> Data supplied:

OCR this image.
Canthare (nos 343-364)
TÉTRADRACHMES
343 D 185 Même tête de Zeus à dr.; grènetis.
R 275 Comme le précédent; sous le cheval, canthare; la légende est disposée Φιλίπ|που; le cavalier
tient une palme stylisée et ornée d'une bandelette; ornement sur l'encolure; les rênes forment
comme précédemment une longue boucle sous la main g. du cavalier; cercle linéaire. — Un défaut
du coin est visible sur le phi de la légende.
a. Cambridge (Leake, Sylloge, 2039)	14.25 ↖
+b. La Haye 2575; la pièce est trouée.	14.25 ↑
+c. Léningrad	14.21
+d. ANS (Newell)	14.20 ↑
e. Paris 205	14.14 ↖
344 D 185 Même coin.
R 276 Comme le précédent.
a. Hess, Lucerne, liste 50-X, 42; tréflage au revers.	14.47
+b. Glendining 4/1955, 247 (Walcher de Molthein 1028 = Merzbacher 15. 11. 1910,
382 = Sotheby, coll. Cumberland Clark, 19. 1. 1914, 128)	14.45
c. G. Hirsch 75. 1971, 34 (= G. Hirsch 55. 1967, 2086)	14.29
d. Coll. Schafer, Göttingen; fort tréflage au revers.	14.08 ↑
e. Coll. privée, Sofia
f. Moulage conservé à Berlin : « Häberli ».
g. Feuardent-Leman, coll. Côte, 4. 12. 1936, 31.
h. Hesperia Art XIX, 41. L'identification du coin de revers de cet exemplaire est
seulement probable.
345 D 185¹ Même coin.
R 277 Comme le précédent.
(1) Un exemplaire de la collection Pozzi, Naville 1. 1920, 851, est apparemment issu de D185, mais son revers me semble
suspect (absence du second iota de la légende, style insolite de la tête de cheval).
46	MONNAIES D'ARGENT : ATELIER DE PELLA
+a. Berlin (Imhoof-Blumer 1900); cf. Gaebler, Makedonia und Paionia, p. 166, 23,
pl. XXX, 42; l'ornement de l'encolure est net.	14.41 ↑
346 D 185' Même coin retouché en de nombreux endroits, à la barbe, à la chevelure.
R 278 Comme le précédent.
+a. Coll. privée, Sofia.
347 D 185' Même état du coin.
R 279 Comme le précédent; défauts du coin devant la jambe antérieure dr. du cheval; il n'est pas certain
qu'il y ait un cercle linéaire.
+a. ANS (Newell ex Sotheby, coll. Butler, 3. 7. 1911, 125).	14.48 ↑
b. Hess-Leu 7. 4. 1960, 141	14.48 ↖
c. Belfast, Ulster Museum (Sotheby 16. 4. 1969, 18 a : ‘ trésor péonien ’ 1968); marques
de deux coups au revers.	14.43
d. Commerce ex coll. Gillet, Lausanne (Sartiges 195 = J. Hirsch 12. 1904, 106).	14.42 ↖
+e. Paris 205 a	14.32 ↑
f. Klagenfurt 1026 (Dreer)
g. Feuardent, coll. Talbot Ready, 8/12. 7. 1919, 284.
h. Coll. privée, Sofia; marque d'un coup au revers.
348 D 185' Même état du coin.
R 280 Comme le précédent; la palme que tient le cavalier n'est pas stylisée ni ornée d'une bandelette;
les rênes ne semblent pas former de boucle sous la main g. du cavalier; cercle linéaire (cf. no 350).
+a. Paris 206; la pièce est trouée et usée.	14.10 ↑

> The task: Reproduce the material in full, with no word added or dropped.

> Response below:
OCR this image.
Canthare (nos 343-364)
TÉTRADRACHMES
343 D 185 Même tête de Zeus à dr.; grènetis.
R 275 Comme le précédent; sous le cheval, canthare; la légende est disposée Φιλίπ|που; le cavalier
tient une palme stylisée et ornée d'une bandelette; ornement sur l'encolure; les rênes forment
comme précédemment une longue boucle sous la main g. du cavalier; cercle linéaire. — Un défaut
du coin est visible sur le phi de la légende.
a. Cambridge (Leake, Sylloge, 2039)	14.25 ↖
+b. La Haye 2575; la pièce est trouée.	14.25 ↑
+c. Léningrad	14.21
+d. ANS (Newell)	14.20 ↑
e. Paris 205	14.14 ↖
344 D 185 Même coin.
R 276 Comme le précédent.
a. Hess, Lucerne, liste 50-X, 42; tréflage au revers.	14.47
+b. Glendining 4/1955, 247 (Walcher de Molthein 1028 = Merzbacher 15. 11. 1910,
382 = Sotheby, coll. Cumberland Clark, 19. 1. 1914, 128)	14.45
c. G. Hirsch 75. 1971, 34 (= G. Hirsch 55. 1967, 2086)	14.29
d. Coll. Schafer, Göttingen; fort tréflage au revers.	14.08 ↑
e. Coll. privée, Sofia
f. Moulage conservé à Berlin : « Häberli ».
g. Feuardent-Leman, coll. Côte, 4. 12. 1936, 31.
h. Hesperia Art XIX, 41. L'identification du coin de revers de cet exemplaire est
seulement probable.
345 D 185¹ Même coin.
R 277 Comme le précédent.
(1) Un exemplaire de la collection Pozzi, Naville 1. 1920, 851, est apparemment issu de D185, mais son revers me semble
suspect (absence du second iota de la légende, style insolite de la tête de cheval).
46	MONNAIES D'ARGENT : ATELIER DE PELLA
+a. Berlin (Imhoof-Blumer 1900); cf. Gaebler, Makedonia und Paionia, p. 166, 23,
pl. XXX, 42; l'ornement de l'encolure est net.	14.41 ↑
346 D 185' Même coin retouché en de nombreux endroits, à la barbe, à la chevelure.
R 278 Comme le précédent.
+a. Coll. privée, Sofia.
347 D 185' Même état du coin.
R 279 Comme le précédent; défauts du coin devant la jambe antérieure dr. du cheval; il n'est pas certain
qu'il y ait un cercle linéaire.
+a. ANS (Newell ex Sotheby, coll. Butler, 3. 7. 1911, 125).	14.48 ↑
b. Hess-Leu 7. 4. 1960, 141	14.48 ↖
c. Belfast, Ulster Museum (Sotheby 16. 4. 1969, 18 a : ‘ trésor péonien ’ 1968); marques
de deux coups au revers.	14.43
d. Commerce ex coll. Gillet, Lausanne (Sartiges 195 = J. Hirsch 12. 1904, 106).	14.42 ↖
+e. Paris 205 a	14.32 ↑
f. Klagenfurt 1026 (Dreer)
g. Feuardent, coll. Talbot Ready, 8/12. 7. 1919, 284.
h. Coll. privée, Sofia; marque d'un coup au revers.
348 D 185' Même état du coin.
R 280 Comme le précédent; la palme que tient le cavalier n'est pas stylisée ni ornée d'une bandelette;
les rênes ne semblent pas former de boucle sous la main g. du cavalier; cercle linéaire (cf. no 350).
+a. Paris 206; la pièce est trouée et usée.	14.10 ↑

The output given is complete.